▸ Set exercise 1:
In the forum discussion on market returns and economic history, what was the Depression of 1873 called until 1939?
▸ Set exercise 2:
Using the forum discussion on market returns and economic history, explain why FIRECalc numbers might increase during a period of deflation even when stocks and bonds have small negative nominal returns.
▸ Set exercise 3:
Carry on the forum discussion on market returns and economic history from its final sentence.

I think you are thinking of bond nominal returns, before inflation. If bonds return 4% but inflation was 8% the real return is -4%. And this doesn't even take into account taxes which will eventually have to be paid even if your bonds are in a retirement account.

FIRECalc specifically takes inflation into account. If we had deflation you could have small negative nominal returns in stocks and bonds but because your purchasing power went up it's possible that the FIRECalc numbers will actually increase -- take a look at the early 1930's.
 
I think it will be worse because the US spent 1850 to 1990 building this country into the manufacturing superpower of the world and the last twenty years frittering it all away.

go read some history

the economy in 1850 was pretty bad because after the Second Bank of the United States lost it's charter. the states defaulted on their foreign loans which were mostly from the British Empire. These loans were used to build the Erie Canal and other infrastructure. George Peabody who started the company that eventually became JP Morgan made some contributions to political campaigns of politicians that promised to repay these loans and most were eventually repaid.

Until the 2nd world war the US used to suffer regular depressions. in fact the Depression of 1873 was called the Great Depression until 1939.

the industrial revolution happened in the US because of the huge immigrant influx due to European events like the Irish Potato Famine and the US was the China of it's day. cheap manufacturing and IP theft.
 
go read some history

the economy in 1850 was pretty bad because after the Second Bank of the United States lost it's charter. the states defaulted on their foreign loans which were mostly from the British Empire. These loans were used to build the Erie Canal and other infrastructure. George Peabody who started the company that eventually became JP Morgan made some contributions to political campaigns of politicians that promised to repay these loans and most were eventually repaid.

Until the 2nd world war the US used to suffer regular depressions. in fact the Depression of 1873 was called the Great Depression until 1939.

the industrial revolution happened in the US because of the huge immigrant influx due to European events like the Irish Potato Famine and the US was the China of it's day. cheap manufacturing and IP theft.

Also, the Depressions were far spread over countries, as the "Great Depression" of 1873 was pretty much the entire Western hemisphere going into an economics downturn. With the interdependence of countries now and the vast expansion in human capital, I feel the ups and the downs will be slightly less than before, I just don't see the same "Great Depression" coming, but don't see a boom like the 94-00 either for a long time.
 
... I feel the ups and the downs will be slightly less than before, I just don't see the same "Great Depression" coming, but don't see a boom like the 94-00 either for a long time.
I tend to agree. But this stuff is only clear in retrospect. Most of us will not really "see" anything that we can name (bull mkt, bear mkt, depression, etc.) until it's in the rear view mirror.

▸ Provided material:
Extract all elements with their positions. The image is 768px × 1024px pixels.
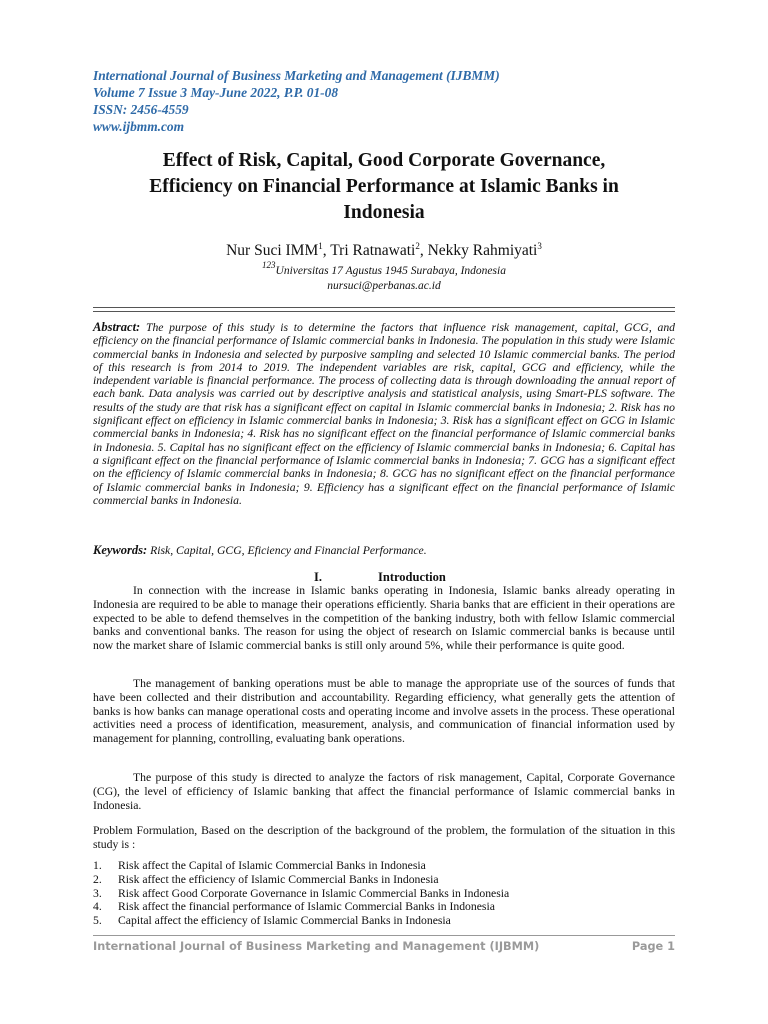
list-number: 3. [93, 886, 102, 900]
keywords-text: Risk, Capital, GCG, Eficiency and Financial Performance. [150, 544, 427, 557]
title-line: Indonesia [343, 202, 425, 223]
list-text: Risk affect the Capital of Islamic Commercial Banks in Indonesia [118, 859, 426, 872]
title-line: Effect of Risk, Capital, Good Corporate Governance, [162, 150, 606, 171]
divider [93, 311, 675, 312]
author-affiliation-mark: 3 [537, 241, 542, 251]
keywords [93, 543, 675, 558]
problem-list [93, 859, 675, 928]
title-line: Efficiency on Financial Performance at Islamic Banks in [149, 176, 619, 197]
journal-issn: ISSN: 2456-4559 [93, 102, 189, 117]
footer-divider [93, 935, 675, 936]
author-name: Tri Ratnawati [330, 242, 416, 259]
body-paragraph: The purpose of this study is directed to analyze the factors of risk management, Capital, Corporate Governance (CG), the level of efficiency of Islamic banking that affect the financial performance of Islamic commercial banks in Indonesia. [93, 771, 675, 812]
page-footer [93, 939, 675, 955]
affiliation-mark: 123 [262, 260, 276, 270]
author-list: Nur Suci IMM$^1$, Tri Ratnawati$^2$, Nekky Rahmiyati$^3$ [226, 241, 542, 259]
list-item [93, 900, 675, 914]
list-item [93, 873, 675, 887]
journal-website-link[interactable]: www.ijbmm.com [93, 119, 185, 134]
body-paragraph: Problem Formulation, Based on the description of the background of the problem, the formulation of the situation in this study is : [93, 824, 675, 851]
list-item [93, 887, 675, 901]
body-paragraph: In connection with the increase in Islamic banks operating in Indonesia, Islamic banks already operating in Indonesia are required to be able to manage their operations efficiently. Sharia banks that are efficient in their operations are expected to be able to defend themselves in the competition of the banking industry, both with fellow Islamic commercial banks and conventional banks. The reason for using the object of research on Islamic commercial banks is because until now the market share of Islamic commercial banks is still only around 5%, while their performance is quite good. [93, 584, 675, 653]
paper-title [80, 148, 688, 226]
divider [93, 307, 675, 308]
author-name: Nekky Rahmiyati [427, 242, 538, 259]
list-text: Risk affect the financial performance of Islamic Commercial Banks in Indonesia [118, 900, 495, 914]
list-item [93, 914, 675, 928]
journal-name: International Journal of Business Marketing and Management (IJBMM) [93, 68, 500, 83]
section-number: I. [314, 570, 322, 584]
abstract-label: Abstract: [93, 320, 141, 334]
author-affiliation-mark: 1 [318, 241, 323, 251]
list-number: 1. [93, 859, 102, 872]
author-email[interactable]: nursuci@perbanas.ac.id [327, 280, 441, 292]
affiliation [80, 260, 688, 278]
list-text: Capital affect the efficiency of Islamic Commercial Banks in Indonesia [118, 914, 451, 928]
list-number: 2. [93, 872, 102, 886]
list-item [93, 859, 675, 873]
affiliation-text: Universitas 17 Agustus 1945 Surabaya, Indonesia [275, 265, 506, 277]
body-paragraph: The management of banking operations must be able to manage the appropriate use of the sources of funds that have been collected and their distribution and accountability. Regarding efficiency, what generally gets the attention of banks is how banks can manage operational costs and operating income and involve assets in the process. These operational activities need a process of identification, measurement, analysis, and communication of financial information used by management for planning, controlling, evaluating bank operations. [93, 677, 675, 746]
journal-header [93, 67, 693, 135]
footer-journal-name: International Journal of Business Marketing and Management (IJBMM) [93, 940, 540, 953]
abstract-text: The purpose of this study is to determine the factors that influence risk management, capital, GCG, and efficiency on the financial performance of Islamic commercial banks in Indonesia. The population in this study were Islamic commercial banks in Indonesia and selected by purposive sampling and selected 10 Islamic commercial banks. The period of this research is from 2014 to 2019. The independent variables are risk, capital, GCG and efficiency, while the independent variable is financial performance. The process of collecting data is through downloading the annual report of each bank. Data analysis was carried out by descriptive analysis and statistical analysis, using Smart-PLS software. The results of the study are that risk has a significant effect on capital in Islamic commercial banks in Indonesia; 2. Risk has no significant effect on efficiency in Islamic commercial banks in Indonesia; 3. Risk has a significant effect on GCG in Islamic commercial banks in Indonesia; 4. Risk has no significant effect on the financial performance of Islamic commercial banks in Indonesia. 5. Capital has no significant effect on the efficiency of Islamic commercial banks in Indonesia; 6. Capital has a significant effect on the financial performance of Islamic commercial banks in Indonesia; 7. GCG has a significant effect on the efficiency of Islamic commercial banks in Indonesia; 8. GCG has no significant effect on the financial performance of Islamic commercial banks in Indonesia; 9. Efficiency has a significant effect on the financial performance of Islamic commercial banks in Indonesia. [93, 321, 676, 507]
keywords-label: Keywords: [93, 543, 148, 557]
list-text: Risk affect the efficiency of Islamic Commercial Banks in Indonesia [118, 872, 439, 886]
list-number: 5. [93, 914, 102, 928]
author-name: Nur Suci IMM [226, 242, 319, 259]
abstract [93, 321, 675, 507]
journal-volume: Volume 7 Issue 3 May-June 2022, P.P. 01-08 [93, 85, 339, 100]
section-title: Introduction [378, 570, 446, 584]
author-affiliation-mark: 2 [415, 241, 420, 251]
list-number: 4. [93, 900, 102, 914]
list-text: Risk affect Good Corporate Governance in Islamic Commercial Banks in Indonesia [118, 886, 510, 900]
section-heading [300, 570, 500, 584]
page-number: Page 1 [631, 940, 675, 953]
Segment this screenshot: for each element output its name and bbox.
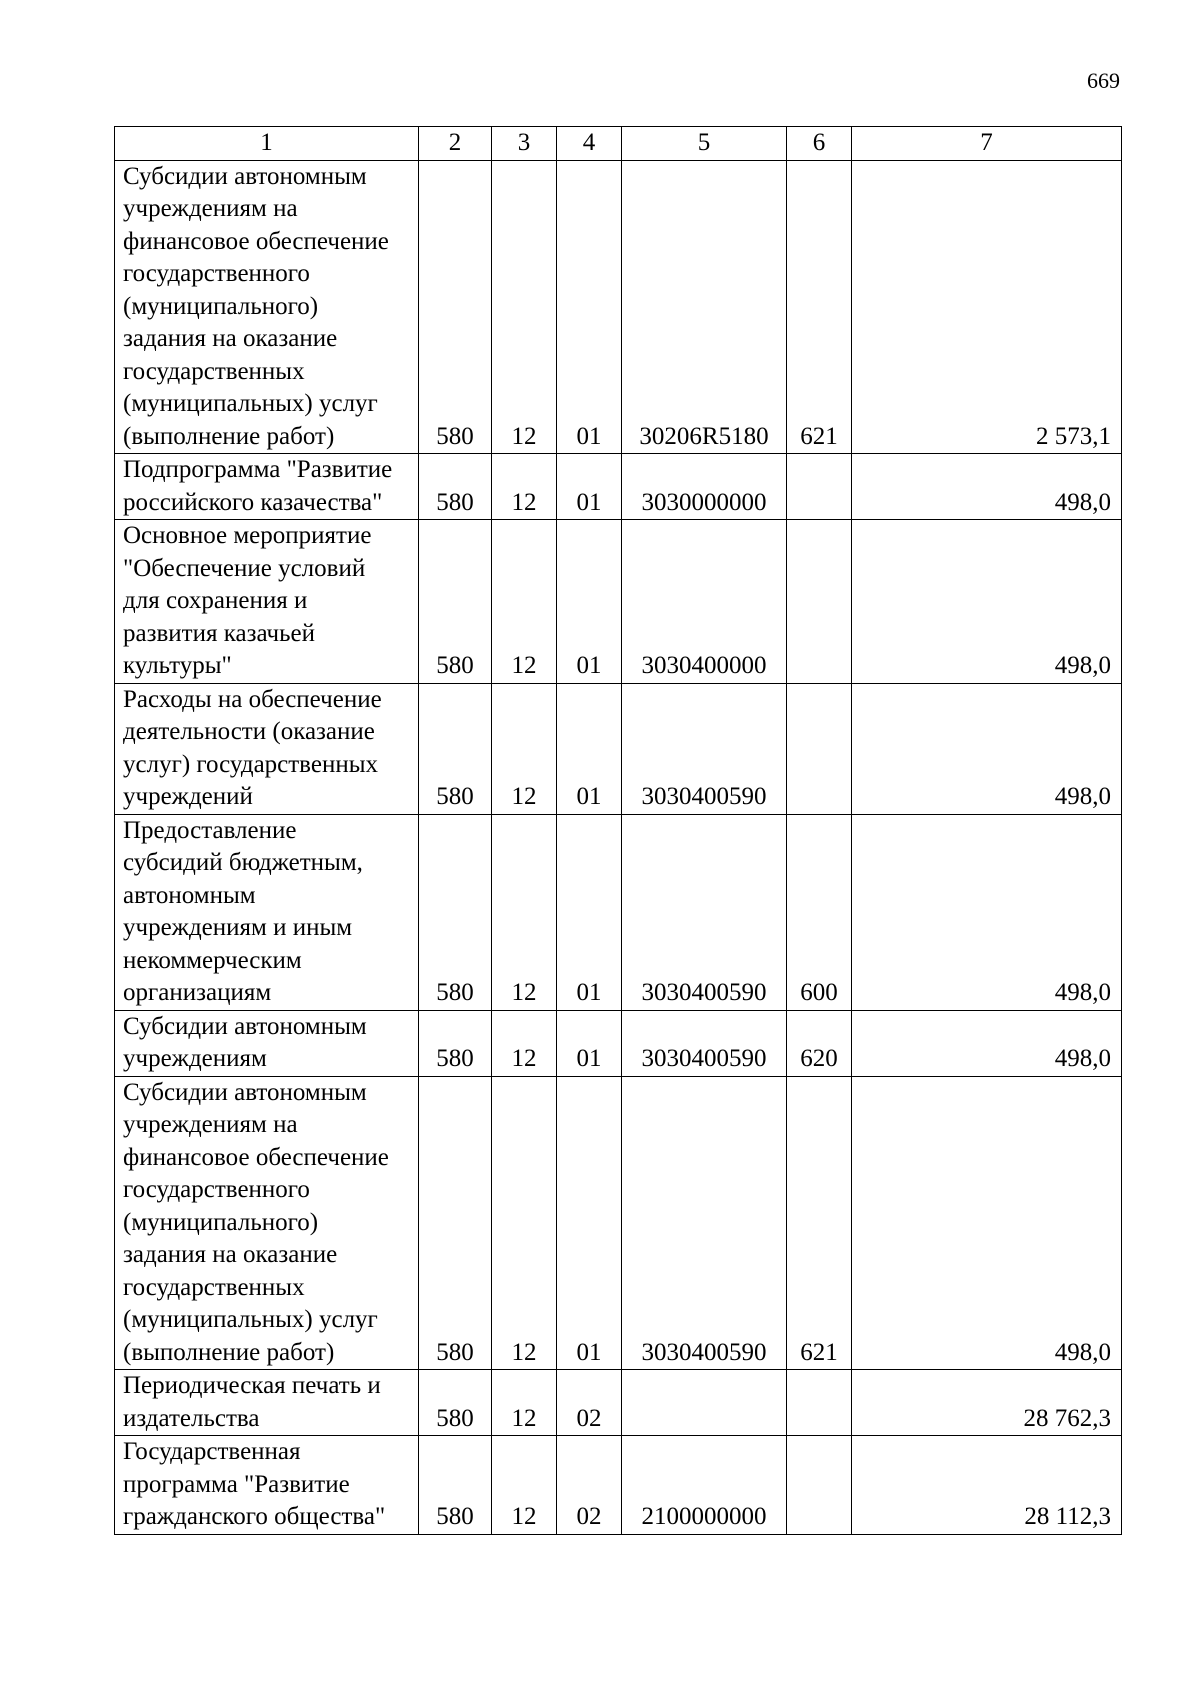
cell-name — [115, 454, 419, 520]
cell-col-6: 621 — [787, 1076, 852, 1370]
cell-name — [115, 814, 419, 1010]
cell-name — [115, 520, 419, 684]
name-line: российского казачества" — [123, 488, 383, 516]
cell-col-2: 580 — [419, 1010, 492, 1076]
cell-col-3: 12 — [492, 1370, 557, 1436]
cell-col-2: 580 — [419, 160, 492, 454]
name-line: учреждений — [123, 783, 253, 810]
cell-col-7: 28 762,3 — [852, 1370, 1122, 1436]
cell-col-2: 580 — [419, 520, 492, 684]
name-line: гражданского общества" — [123, 1503, 386, 1530]
cell-col-6 — [787, 454, 852, 520]
cell-col-7: 498,0 — [852, 814, 1122, 1010]
name-line: учреждениям и иным — [123, 914, 353, 941]
table-row — [115, 520, 1122, 684]
cell-col-4: 01 — [557, 1010, 622, 1076]
table-row — [115, 683, 1122, 814]
name-line: организациям — [123, 979, 272, 1006]
header-cell-2: 2 — [419, 127, 492, 161]
name-line: (выполнение работ) — [123, 422, 335, 450]
name-line: Подпрограмма "Развитие — [123, 456, 393, 483]
cell-col-3: 12 — [492, 814, 557, 1010]
name-line: Основное мероприятие — [123, 522, 372, 549]
name-line: задания на оказание — [123, 325, 338, 352]
cell-col-4: 01 — [557, 1076, 622, 1370]
cell-col-6 — [787, 683, 852, 814]
name-line: "Обеспечение условий — [123, 554, 366, 582]
cell-col-2: 580 — [419, 454, 492, 520]
cell-name — [115, 1436, 419, 1535]
name-line: государственного — [123, 260, 310, 287]
cell-col-2: 580 — [419, 1370, 492, 1436]
name-line: (муниципального) — [123, 292, 319, 320]
name-line: (муниципального) — [123, 1208, 319, 1236]
cell-col-5: 3030400590 — [622, 1076, 787, 1370]
cell-col-5: 2100000000 — [622, 1436, 787, 1535]
name-line: задания на оказание — [123, 1241, 338, 1268]
table-row — [115, 1076, 1122, 1370]
name-line: услуг) государственных — [123, 750, 378, 778]
name-line: учреждениям — [123, 1045, 267, 1072]
cell-col-5: 3030400590 — [622, 683, 787, 814]
cell-col-4: 02 — [557, 1436, 622, 1535]
name-line: (муниципальных) услуг — [123, 390, 378, 417]
header-cell-1: 1 — [115, 127, 419, 161]
name-line: автономным — [123, 881, 256, 909]
name-line: учреждениям на — [123, 195, 298, 222]
budget-table — [114, 126, 1122, 1535]
header-row — [115, 127, 1122, 161]
cell-col-2: 580 — [419, 814, 492, 1010]
cell-col-2: 580 — [419, 1076, 492, 1370]
cell-col-7: 498,0 — [852, 454, 1122, 520]
name-line: (выполнение работ) — [123, 1338, 335, 1366]
cell-name — [115, 1010, 419, 1076]
name-line: Субсидии автономным — [123, 1012, 367, 1040]
name-line: государственного — [123, 1176, 310, 1203]
page-number: 669 — [1087, 68, 1120, 93]
name-line: (муниципальных) услуг — [123, 1306, 378, 1333]
table-row — [115, 160, 1122, 454]
name-line: финансовое обеспечение — [123, 227, 389, 255]
cell-col-6: 600 — [787, 814, 852, 1010]
table-row — [115, 1370, 1122, 1436]
cell-col-7: 498,0 — [852, 683, 1122, 814]
name-line: учреждениям на — [123, 1111, 298, 1138]
name-line: некоммерческим — [123, 946, 302, 974]
cell-col-4: 01 — [557, 454, 622, 520]
cell-col-5: 3030400000 — [622, 520, 787, 684]
header-cell-5: 5 — [622, 127, 787, 161]
cell-col-5: 3030400590 — [622, 814, 787, 1010]
name-line: издательства — [123, 1404, 260, 1432]
cell-col-5: 30206R5180 — [622, 160, 787, 454]
cell-col-2: 580 — [419, 1436, 492, 1535]
cell-col-3: 12 — [492, 1436, 557, 1535]
cell-name — [115, 1076, 419, 1370]
name-line: государственных — [123, 1273, 305, 1301]
cell-col-7: 498,0 — [852, 520, 1122, 684]
cell-col-3: 12 — [492, 683, 557, 814]
cell-col-5: 3030400590 — [622, 1010, 787, 1076]
cell-col-7: 28 112,3 — [852, 1436, 1122, 1535]
cell-col-4: 01 — [557, 683, 622, 814]
table-body — [115, 127, 1122, 1535]
cell-col-7: 498,0 — [852, 1010, 1122, 1076]
name-line: субсидий бюджетным, — [123, 849, 363, 876]
cell-col-3: 12 — [492, 454, 557, 520]
cell-col-6: 621 — [787, 160, 852, 454]
name-line: культуры" — [123, 652, 232, 679]
cell-col-3: 12 — [492, 1076, 557, 1370]
cell-col-6: 620 — [787, 1010, 852, 1076]
name-line: финансовое обеспечение — [123, 1143, 389, 1171]
cell-col-6 — [787, 1370, 852, 1436]
cell-col-3: 12 — [492, 1010, 557, 1076]
cell-col-4: 01 — [557, 160, 622, 454]
name-line: программа "Развитие — [123, 1470, 350, 1498]
cell-col-4: 02 — [557, 1370, 622, 1436]
cell-col-5: 3030000000 — [622, 454, 787, 520]
cell-col-6 — [787, 1436, 852, 1535]
cell-col-7: 498,0 — [852, 1076, 1122, 1370]
name-line: государственных — [123, 357, 305, 385]
name-line: Субсидии автономным — [123, 1078, 367, 1106]
header-cell-7: 7 — [852, 127, 1122, 161]
cell-col-2: 580 — [419, 683, 492, 814]
cell-name — [115, 683, 419, 814]
cell-col-6 — [787, 520, 852, 684]
cell-col-7: 2 573,1 — [852, 160, 1122, 454]
name-line: деятельности (оказание — [123, 718, 375, 745]
cell-col-3: 12 — [492, 160, 557, 454]
cell-col-3: 12 — [492, 520, 557, 684]
name-line: Субсидии автономным — [123, 162, 367, 190]
header-cell-6: 6 — [787, 127, 852, 161]
cell-col-4: 01 — [557, 814, 622, 1010]
name-line: Предоставление — [123, 816, 297, 844]
cell-name — [115, 160, 419, 454]
table-row — [115, 1436, 1122, 1535]
header-cell-3: 3 — [492, 127, 557, 161]
table-row — [115, 1010, 1122, 1076]
name-line: Периодическая печать и — [123, 1372, 381, 1399]
name-line: Государственная — [123, 1438, 301, 1465]
name-line: для сохранения и — [123, 587, 308, 614]
table-row — [115, 814, 1122, 1010]
cell-col-4: 01 — [557, 520, 622, 684]
header-cell-4: 4 — [557, 127, 622, 161]
name-line: Расходы на обеспечение — [123, 685, 382, 713]
cell-col-5 — [622, 1370, 787, 1436]
table-row — [115, 454, 1122, 520]
name-line: развития казачьей — [123, 619, 315, 647]
cell-name — [115, 1370, 419, 1436]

▸ Written response 1:
It was called the Great Depression.

▸ Written response 2:
FIRECalc takes inflation into account. Under deflation, purchasing power goes up, so small negative nominal returns can still leave the FIRECalc numbers higher.

▸ Written response 3:
 
That reminds me. It's about time to move another chunk of my mom's inherited IRA money from the Vanguard MMF to Wellesley.

Wait, are you alerting us that Wellesley will now begin falling in value a la USO? :)
 
I'm going to take the day off from work and have a nice breakfast

To close out my involvement in this thread.

We slept in late. I made scrambled eggs (spinach and sour cream in the eggs... lots of pepper to taste) and served those with bagels from the local bakery. Did some marital things. Took my wife to the fabric store. Made some pasta for dinner. Played video games. Marital stuff again. Bed.

I did check my 401(k) today, though.

I should have taken today off as well.
 
What in the frig happened today? I'm gone all day and just turn on the tube to see where the DOW closed up 150 points. Crap, I was just getting use to banging my head up against a wall at the end of every day.
 
To close out my involvement in this thread.
We slept in late. I made scrambled eggs (spinach and sour cream in the eggs... lots of pepper to taste) and served those with bagels from the local bakery. Did some marital things. Took my wife to the fabric store. Made some pasta for dinner. Played video games. Marital stuff again. Bed.
I did check my 401(k) today, though. I should have taken today off as well.

You sure are doing lots of "marital things" there. What's your secret?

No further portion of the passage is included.